● **Directive**:
Where does the string "师巡视指导" appear? Copy every line of the entries below that holds it.

----- Data provided

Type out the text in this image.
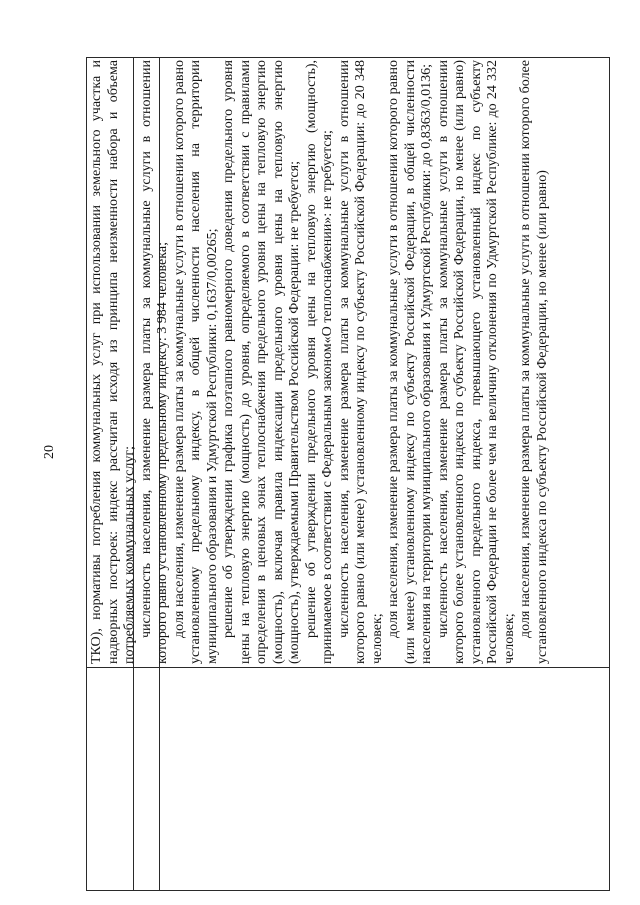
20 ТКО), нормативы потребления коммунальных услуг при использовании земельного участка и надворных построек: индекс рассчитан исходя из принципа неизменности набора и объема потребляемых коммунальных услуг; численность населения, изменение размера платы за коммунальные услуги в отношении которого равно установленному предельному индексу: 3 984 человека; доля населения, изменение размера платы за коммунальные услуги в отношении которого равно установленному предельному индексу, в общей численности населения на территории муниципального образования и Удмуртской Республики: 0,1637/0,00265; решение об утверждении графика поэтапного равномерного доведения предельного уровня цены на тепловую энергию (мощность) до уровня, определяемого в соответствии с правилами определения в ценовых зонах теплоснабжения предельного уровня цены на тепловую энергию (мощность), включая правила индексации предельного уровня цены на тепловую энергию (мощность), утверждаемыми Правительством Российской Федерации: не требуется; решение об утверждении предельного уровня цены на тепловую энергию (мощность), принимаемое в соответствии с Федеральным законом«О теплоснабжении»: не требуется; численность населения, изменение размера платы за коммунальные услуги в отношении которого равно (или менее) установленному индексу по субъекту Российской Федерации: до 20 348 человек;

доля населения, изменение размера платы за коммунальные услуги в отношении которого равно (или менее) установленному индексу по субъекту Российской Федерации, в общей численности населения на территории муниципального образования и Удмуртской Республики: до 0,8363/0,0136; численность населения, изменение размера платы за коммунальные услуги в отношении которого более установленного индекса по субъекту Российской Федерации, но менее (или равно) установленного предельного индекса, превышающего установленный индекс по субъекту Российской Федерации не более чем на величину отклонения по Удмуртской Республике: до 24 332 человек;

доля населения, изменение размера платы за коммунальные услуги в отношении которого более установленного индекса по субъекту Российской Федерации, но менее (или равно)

----------
----- Data provided

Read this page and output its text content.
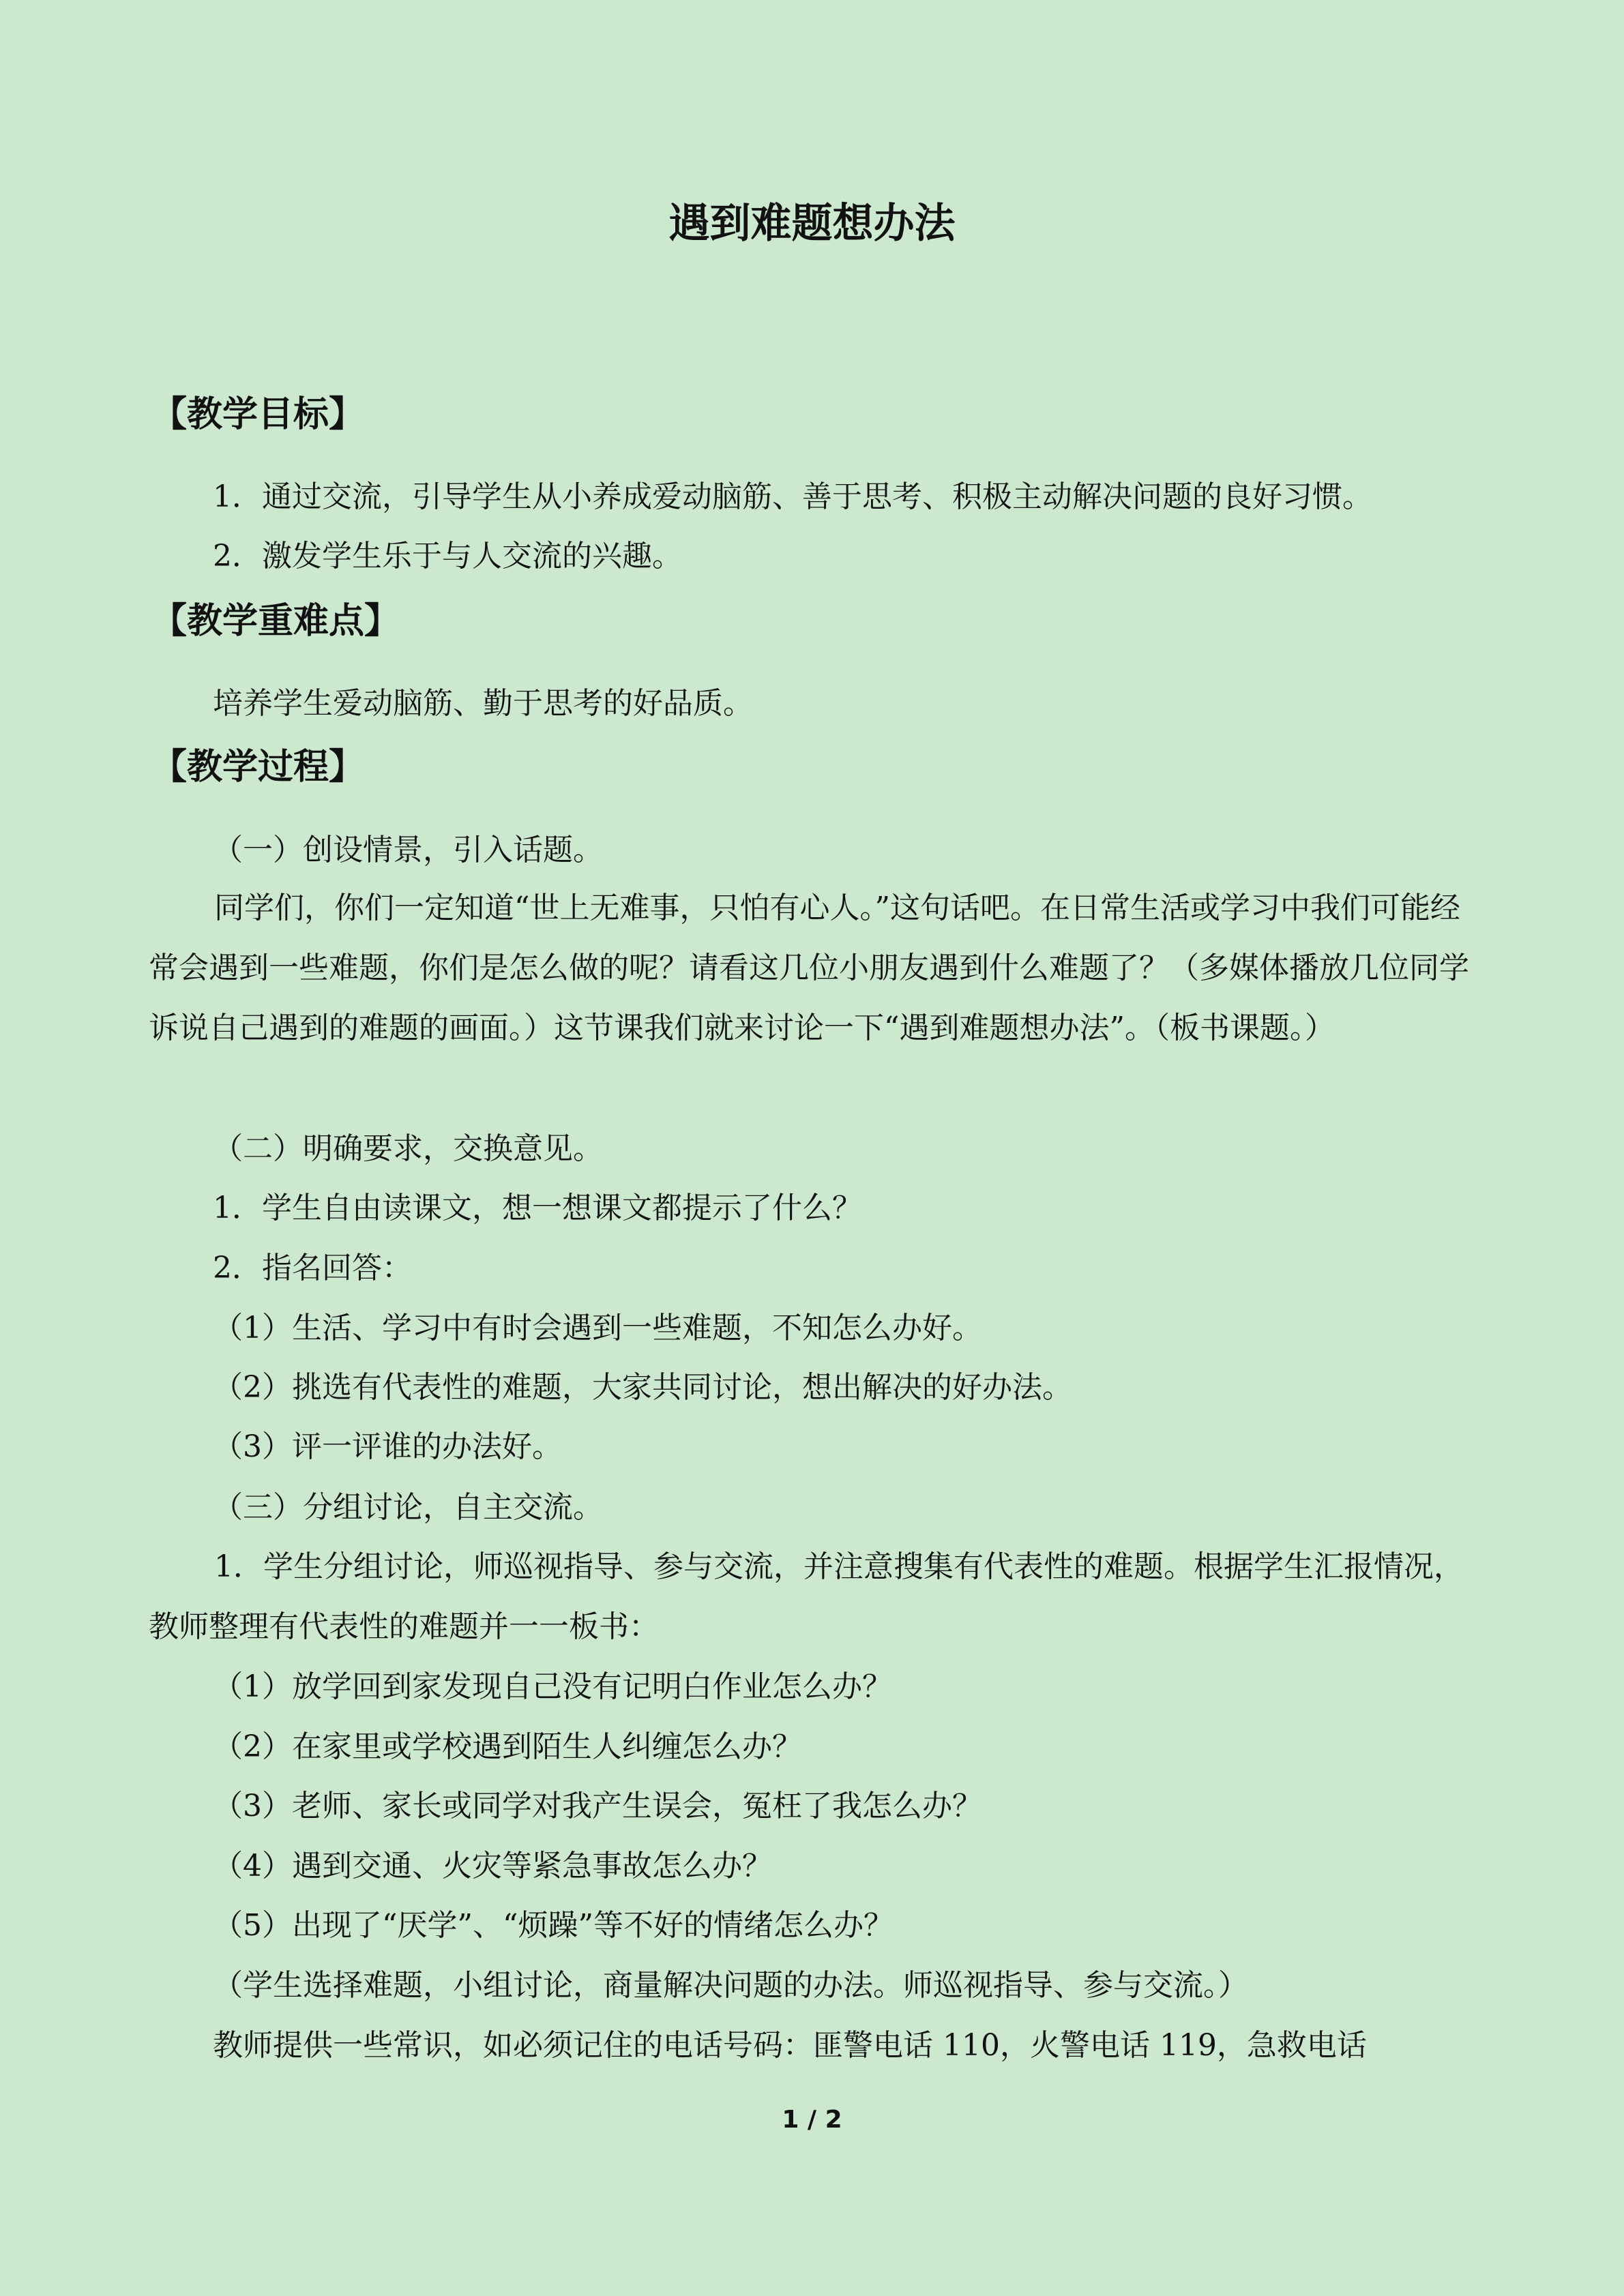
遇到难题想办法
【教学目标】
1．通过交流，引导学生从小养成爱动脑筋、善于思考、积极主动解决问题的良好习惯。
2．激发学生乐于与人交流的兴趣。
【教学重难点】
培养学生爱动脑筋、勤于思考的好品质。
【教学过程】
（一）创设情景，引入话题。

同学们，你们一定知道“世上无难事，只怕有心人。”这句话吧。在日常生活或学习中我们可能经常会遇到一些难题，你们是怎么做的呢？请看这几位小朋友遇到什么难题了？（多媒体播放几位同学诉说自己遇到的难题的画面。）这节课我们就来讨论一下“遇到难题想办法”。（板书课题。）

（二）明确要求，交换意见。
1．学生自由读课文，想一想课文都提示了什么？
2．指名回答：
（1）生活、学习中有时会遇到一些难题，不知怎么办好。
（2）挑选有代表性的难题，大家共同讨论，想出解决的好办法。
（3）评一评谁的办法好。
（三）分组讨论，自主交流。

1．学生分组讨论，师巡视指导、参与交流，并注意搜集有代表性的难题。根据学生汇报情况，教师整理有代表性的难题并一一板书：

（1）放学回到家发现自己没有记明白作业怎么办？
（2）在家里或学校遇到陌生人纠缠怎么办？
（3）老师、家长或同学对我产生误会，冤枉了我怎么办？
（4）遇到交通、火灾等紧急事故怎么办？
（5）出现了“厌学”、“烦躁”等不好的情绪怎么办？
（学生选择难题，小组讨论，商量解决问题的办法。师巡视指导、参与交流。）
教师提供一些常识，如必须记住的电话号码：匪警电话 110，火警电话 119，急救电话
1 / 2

----------
----- Data provided

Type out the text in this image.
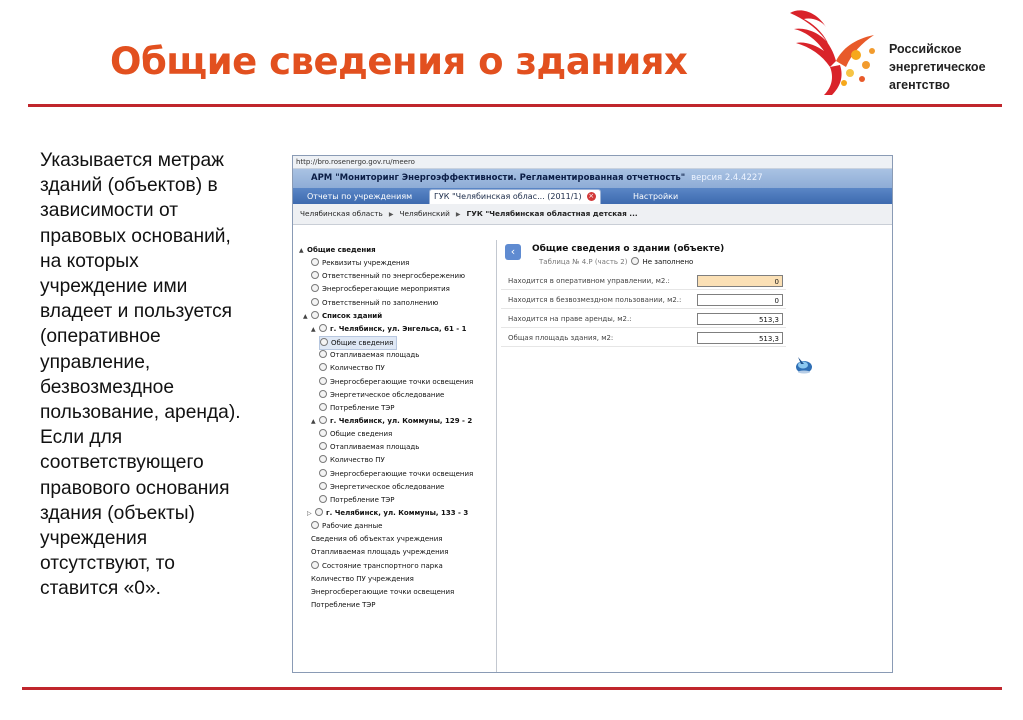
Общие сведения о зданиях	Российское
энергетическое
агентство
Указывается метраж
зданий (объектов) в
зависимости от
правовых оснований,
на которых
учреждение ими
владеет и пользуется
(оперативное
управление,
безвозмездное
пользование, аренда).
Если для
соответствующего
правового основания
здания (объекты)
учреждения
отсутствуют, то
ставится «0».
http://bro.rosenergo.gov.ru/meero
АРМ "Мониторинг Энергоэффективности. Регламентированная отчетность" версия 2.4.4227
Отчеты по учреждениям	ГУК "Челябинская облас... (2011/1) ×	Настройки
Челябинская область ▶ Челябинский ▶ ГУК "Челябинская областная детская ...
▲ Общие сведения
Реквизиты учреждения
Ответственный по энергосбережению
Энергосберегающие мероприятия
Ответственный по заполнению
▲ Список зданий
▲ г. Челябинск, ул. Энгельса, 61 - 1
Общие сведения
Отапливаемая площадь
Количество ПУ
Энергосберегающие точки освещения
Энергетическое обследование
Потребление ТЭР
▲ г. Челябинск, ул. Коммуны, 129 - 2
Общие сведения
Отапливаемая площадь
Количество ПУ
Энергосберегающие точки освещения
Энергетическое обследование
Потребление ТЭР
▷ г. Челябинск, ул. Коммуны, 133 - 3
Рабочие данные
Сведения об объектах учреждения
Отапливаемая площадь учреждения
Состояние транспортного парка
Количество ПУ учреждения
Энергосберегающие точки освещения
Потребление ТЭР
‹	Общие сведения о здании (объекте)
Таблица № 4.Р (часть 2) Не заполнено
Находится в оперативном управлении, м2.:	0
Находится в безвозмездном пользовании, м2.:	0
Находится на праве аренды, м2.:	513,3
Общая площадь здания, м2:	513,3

----------

● **Exercise response**:
1．学生分组讨论，师巡视指导、参与交流，并注意搜集有代表性的难题。根据学生汇报情况，教师整理有代表性的难题并一一板书：
（学生选择难题，小组讨论，商量解决问题的办法。师巡视指导、参与交流。）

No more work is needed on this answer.